The exercise:
Find the lines holding "exercice" and copy them.

-- START --

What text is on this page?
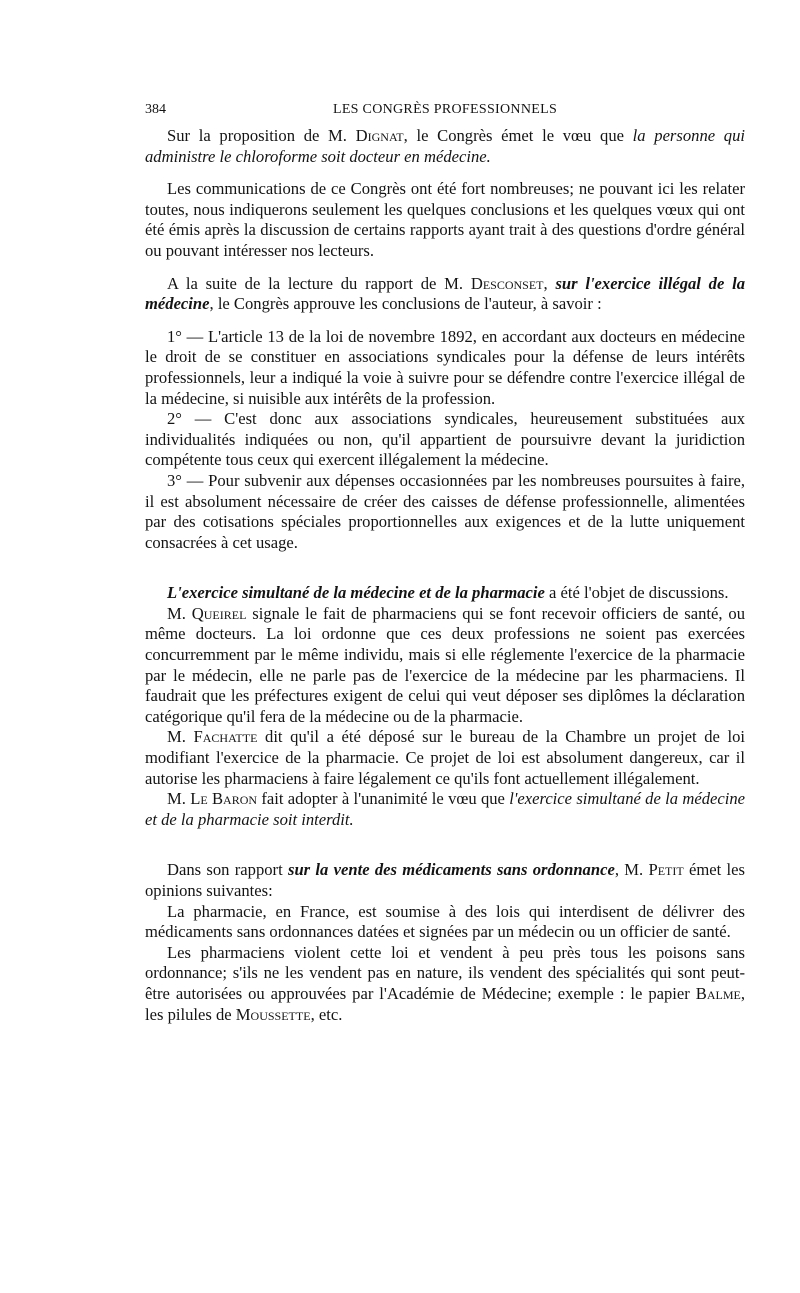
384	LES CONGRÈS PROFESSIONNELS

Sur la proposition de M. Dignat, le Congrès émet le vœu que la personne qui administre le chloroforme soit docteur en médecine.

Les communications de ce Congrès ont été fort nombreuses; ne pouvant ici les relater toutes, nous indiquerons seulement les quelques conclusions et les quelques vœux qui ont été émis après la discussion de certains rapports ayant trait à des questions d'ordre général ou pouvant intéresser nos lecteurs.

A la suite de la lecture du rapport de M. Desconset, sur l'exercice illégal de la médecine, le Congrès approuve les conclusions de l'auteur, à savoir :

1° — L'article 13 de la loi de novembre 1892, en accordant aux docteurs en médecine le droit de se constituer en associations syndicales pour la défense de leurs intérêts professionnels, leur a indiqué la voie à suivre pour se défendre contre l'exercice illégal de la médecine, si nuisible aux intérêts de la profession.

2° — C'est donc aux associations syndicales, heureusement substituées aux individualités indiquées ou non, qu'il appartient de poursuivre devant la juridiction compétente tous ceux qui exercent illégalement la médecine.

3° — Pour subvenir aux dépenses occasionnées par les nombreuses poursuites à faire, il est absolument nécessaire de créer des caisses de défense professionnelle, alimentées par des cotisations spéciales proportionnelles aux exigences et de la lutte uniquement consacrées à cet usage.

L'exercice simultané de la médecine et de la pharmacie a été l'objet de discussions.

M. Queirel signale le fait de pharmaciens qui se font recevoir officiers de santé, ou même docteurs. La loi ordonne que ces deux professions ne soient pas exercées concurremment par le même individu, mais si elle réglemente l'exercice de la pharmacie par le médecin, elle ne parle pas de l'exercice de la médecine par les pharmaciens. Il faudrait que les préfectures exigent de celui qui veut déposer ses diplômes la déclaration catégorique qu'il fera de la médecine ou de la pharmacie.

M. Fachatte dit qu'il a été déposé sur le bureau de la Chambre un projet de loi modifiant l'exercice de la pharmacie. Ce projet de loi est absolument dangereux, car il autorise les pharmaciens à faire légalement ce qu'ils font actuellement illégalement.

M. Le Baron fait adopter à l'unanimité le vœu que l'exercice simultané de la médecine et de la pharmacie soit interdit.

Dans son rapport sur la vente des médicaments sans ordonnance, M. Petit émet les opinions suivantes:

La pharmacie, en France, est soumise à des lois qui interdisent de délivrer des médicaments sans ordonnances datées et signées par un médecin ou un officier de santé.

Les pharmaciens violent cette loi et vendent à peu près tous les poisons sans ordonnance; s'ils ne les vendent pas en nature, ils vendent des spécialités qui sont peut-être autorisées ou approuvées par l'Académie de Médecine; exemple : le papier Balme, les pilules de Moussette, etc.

-- END --

Full solution:
A la suite de la lecture du rapport de M. Desconset, sur l'exercice illégal de la médecine, le Congrès approuve les conclusions de l'auteur, à savoir :
1° — L'article 13 de la loi de novembre 1892, en accordant aux docteurs en médecine le droit de se constituer en associations syndicales pour la défense de leurs intérêts professionnels, leur a indiqué la voie à suivre pour se défendre contre l'exercice illégal de la médecine, si nuisible aux intérêts de la profession.
L'exercice simultané de la médecine et de la pharmacie a été l'objet de discussions.
M. Queirel signale le fait de pharmaciens qui se font recevoir officiers de santé, ou même docteurs. La loi ordonne que ces deux professions ne soient pas exercées concurremment par le même individu, mais si elle réglemente l'exercice de la pharmacie par le médecin, elle ne parle pas de l'exercice de la médecine par les pharmaciens. Il faudrait que les préfectures exigent de celui qui veut déposer ses diplômes la déclaration catégorique qu'il fera de la médecine ou de la pharmacie.
M. Fachatte dit qu'il a été déposé sur le bureau de la Chambre un projet de loi modifiant l'exercice de la pharmacie. Ce projet de loi est absolument dangereux, car il autorise les pharmaciens à faire légalement ce qu'ils font actuellement illégalement.
M. Le Baron fait adopter à l'unanimité le vœu que l'exercice simultané de la médecine et de la pharmacie soit interdit.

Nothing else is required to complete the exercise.